# Required work
Return the following lines verbatim, without any changes.

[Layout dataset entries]
+ + + + +
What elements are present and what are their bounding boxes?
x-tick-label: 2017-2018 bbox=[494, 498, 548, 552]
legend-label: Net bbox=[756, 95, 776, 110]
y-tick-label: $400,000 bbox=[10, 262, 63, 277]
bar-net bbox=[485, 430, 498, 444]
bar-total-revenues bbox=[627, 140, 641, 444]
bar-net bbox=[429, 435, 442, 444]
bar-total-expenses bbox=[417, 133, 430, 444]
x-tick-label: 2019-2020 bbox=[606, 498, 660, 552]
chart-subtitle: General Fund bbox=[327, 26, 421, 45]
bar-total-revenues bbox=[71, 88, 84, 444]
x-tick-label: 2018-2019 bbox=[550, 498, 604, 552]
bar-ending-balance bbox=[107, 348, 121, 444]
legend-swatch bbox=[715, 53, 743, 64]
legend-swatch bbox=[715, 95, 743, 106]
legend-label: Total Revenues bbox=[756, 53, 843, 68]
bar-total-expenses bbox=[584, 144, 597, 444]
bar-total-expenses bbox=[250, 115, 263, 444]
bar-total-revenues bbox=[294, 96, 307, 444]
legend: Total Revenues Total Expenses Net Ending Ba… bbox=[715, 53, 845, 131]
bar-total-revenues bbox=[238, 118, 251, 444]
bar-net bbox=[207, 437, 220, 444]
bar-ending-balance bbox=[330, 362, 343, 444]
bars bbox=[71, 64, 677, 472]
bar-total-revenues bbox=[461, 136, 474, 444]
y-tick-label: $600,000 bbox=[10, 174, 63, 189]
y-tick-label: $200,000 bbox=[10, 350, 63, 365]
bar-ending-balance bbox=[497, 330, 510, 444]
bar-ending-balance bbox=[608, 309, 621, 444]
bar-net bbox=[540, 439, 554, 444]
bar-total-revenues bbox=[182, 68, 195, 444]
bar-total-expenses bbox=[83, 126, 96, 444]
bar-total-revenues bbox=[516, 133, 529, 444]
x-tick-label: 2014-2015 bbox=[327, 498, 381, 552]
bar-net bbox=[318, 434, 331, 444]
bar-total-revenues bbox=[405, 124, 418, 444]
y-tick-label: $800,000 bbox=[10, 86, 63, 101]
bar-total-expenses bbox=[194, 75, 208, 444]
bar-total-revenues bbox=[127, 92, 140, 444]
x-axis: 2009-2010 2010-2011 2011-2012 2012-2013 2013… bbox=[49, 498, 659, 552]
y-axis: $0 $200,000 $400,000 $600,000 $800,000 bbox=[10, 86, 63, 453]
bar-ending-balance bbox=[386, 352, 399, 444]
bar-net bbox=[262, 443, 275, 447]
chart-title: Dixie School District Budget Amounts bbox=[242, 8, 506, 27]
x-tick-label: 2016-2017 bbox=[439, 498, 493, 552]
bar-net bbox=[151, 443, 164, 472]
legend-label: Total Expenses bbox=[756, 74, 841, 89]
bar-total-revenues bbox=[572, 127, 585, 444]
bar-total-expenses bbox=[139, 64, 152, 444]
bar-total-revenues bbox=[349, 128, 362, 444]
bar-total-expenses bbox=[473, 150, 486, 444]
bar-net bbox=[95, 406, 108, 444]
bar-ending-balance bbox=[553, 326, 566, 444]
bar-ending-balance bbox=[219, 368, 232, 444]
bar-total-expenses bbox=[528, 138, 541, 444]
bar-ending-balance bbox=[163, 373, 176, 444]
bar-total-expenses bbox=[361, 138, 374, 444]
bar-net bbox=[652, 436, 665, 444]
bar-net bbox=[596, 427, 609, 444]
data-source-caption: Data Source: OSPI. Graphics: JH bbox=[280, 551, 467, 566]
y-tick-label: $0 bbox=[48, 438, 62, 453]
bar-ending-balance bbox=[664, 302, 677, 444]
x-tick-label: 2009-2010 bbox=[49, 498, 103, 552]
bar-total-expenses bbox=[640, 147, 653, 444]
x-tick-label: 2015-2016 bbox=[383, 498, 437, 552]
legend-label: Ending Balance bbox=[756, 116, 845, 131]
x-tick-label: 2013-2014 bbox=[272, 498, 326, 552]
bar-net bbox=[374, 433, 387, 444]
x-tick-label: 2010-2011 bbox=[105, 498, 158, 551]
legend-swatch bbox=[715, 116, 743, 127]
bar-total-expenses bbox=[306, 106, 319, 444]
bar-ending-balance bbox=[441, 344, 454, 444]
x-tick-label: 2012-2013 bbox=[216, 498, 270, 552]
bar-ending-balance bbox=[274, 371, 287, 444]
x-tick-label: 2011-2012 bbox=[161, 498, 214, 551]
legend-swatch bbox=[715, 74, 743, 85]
+ + + + +
# Reply to the exercise
What elements are present and what are their bounding boxes?
x-tick-label: 2017-2018 bbox=[494, 498, 548, 552]
legend-label: Net bbox=[756, 95, 776, 110]
y-tick-label: $400,000 bbox=[10, 262, 63, 277]
bar-net bbox=[485, 430, 498, 444]
bar-total-revenues bbox=[627, 140, 641, 444]
bar-net bbox=[429, 435, 442, 444]
bar-total-expenses bbox=[417, 133, 430, 444]
x-tick-label: 2019-2020 bbox=[606, 498, 660, 552]
chart-subtitle: General Fund bbox=[327, 26, 421, 45]
bar-total-revenues bbox=[71, 88, 84, 444]
x-tick-label: 2018-2019 bbox=[550, 498, 604, 552]
bar-ending-balance bbox=[107, 348, 121, 444]
legend-swatch bbox=[715, 53, 743, 64]
legend-swatch bbox=[715, 95, 743, 106]
legend-label: Total Revenues bbox=[756, 53, 843, 68]
bar-total-expenses bbox=[584, 144, 597, 444]
bar-total-expenses bbox=[250, 115, 263, 444]
bar-total-revenues bbox=[294, 96, 307, 444]
legend: Total Revenues Total Expenses Net Ending Ba… bbox=[715, 53, 845, 131]
bar-total-revenues bbox=[238, 118, 251, 444]
bar-net bbox=[207, 437, 220, 444]
bar-ending-balance bbox=[330, 362, 343, 444]
bars bbox=[71, 64, 677, 472]
bar-total-revenues bbox=[461, 136, 474, 444]
y-tick-label: $600,000 bbox=[10, 174, 63, 189]
y-tick-label: $200,000 bbox=[10, 350, 63, 365]
bar-ending-balance bbox=[497, 330, 510, 444]
bar-ending-balance bbox=[608, 309, 621, 444]
bar-net bbox=[540, 439, 554, 444]
bar-total-revenues bbox=[182, 68, 195, 444]
bar-total-expenses bbox=[83, 126, 96, 444]
bar-total-revenues bbox=[516, 133, 529, 444]
x-tick-label: 2014-2015 bbox=[327, 498, 381, 552]
bar-net bbox=[318, 434, 331, 444]
bar-total-revenues bbox=[405, 124, 418, 444]
y-tick-label: $800,000 bbox=[10, 86, 63, 101]
bar-total-expenses bbox=[194, 75, 208, 444]
bar-total-revenues bbox=[127, 92, 140, 444]
x-axis: 2009-2010 2010-2011 2011-2012 2012-2013 2013… bbox=[49, 498, 659, 552]
y-axis: $0 $200,000 $400,000 $600,000 $800,000 bbox=[10, 86, 63, 453]
bar-ending-balance bbox=[386, 352, 399, 444]
bar-net bbox=[262, 443, 275, 447]
chart-title: Dixie School District Budget Amounts bbox=[242, 8, 506, 27]
x-tick-label: 2016-2017 bbox=[439, 498, 493, 552]
bar-net bbox=[151, 443, 164, 472]
legend-label: Total Expenses bbox=[756, 74, 841, 89]
bar-total-revenues bbox=[572, 127, 585, 444]
bar-total-expenses bbox=[139, 64, 152, 444]
bar-total-revenues bbox=[349, 128, 362, 444]
bar-total-expenses bbox=[473, 150, 486, 444]
bar-net bbox=[95, 406, 108, 444]
bar-ending-balance bbox=[553, 326, 566, 444]
bar-ending-balance bbox=[219, 368, 232, 444]
bar-total-expenses bbox=[528, 138, 541, 444]
bar-ending-balance bbox=[163, 373, 176, 444]
bar-total-expenses bbox=[361, 138, 374, 444]
bar-net bbox=[652, 436, 665, 444]
bar-net bbox=[596, 427, 609, 444]
data-source-caption: Data Source: OSPI. Graphics: JH bbox=[280, 551, 467, 566]
y-tick-label: $0 bbox=[48, 438, 62, 453]
bar-ending-balance bbox=[664, 302, 677, 444]
x-tick-label: 2009-2010 bbox=[49, 498, 103, 552]
bar-total-expenses bbox=[640, 147, 653, 444]
x-tick-label: 2015-2016 bbox=[383, 498, 437, 552]
legend-label: Ending Balance bbox=[756, 116, 845, 131]
x-tick-label: 2013-2014 bbox=[272, 498, 326, 552]
bar-net bbox=[374, 433, 387, 444]
x-tick-label: 2010-2011 bbox=[105, 498, 158, 551]
legend-swatch bbox=[715, 116, 743, 127]
bar-total-expenses bbox=[306, 106, 319, 444]
bar-ending-balance bbox=[441, 344, 454, 444]
x-tick-label: 2012-2013 bbox=[216, 498, 270, 552]
bar-ending-balance bbox=[274, 371, 287, 444]
x-tick-label: 2011-2012 bbox=[161, 498, 214, 551]
legend-swatch bbox=[715, 74, 743, 85]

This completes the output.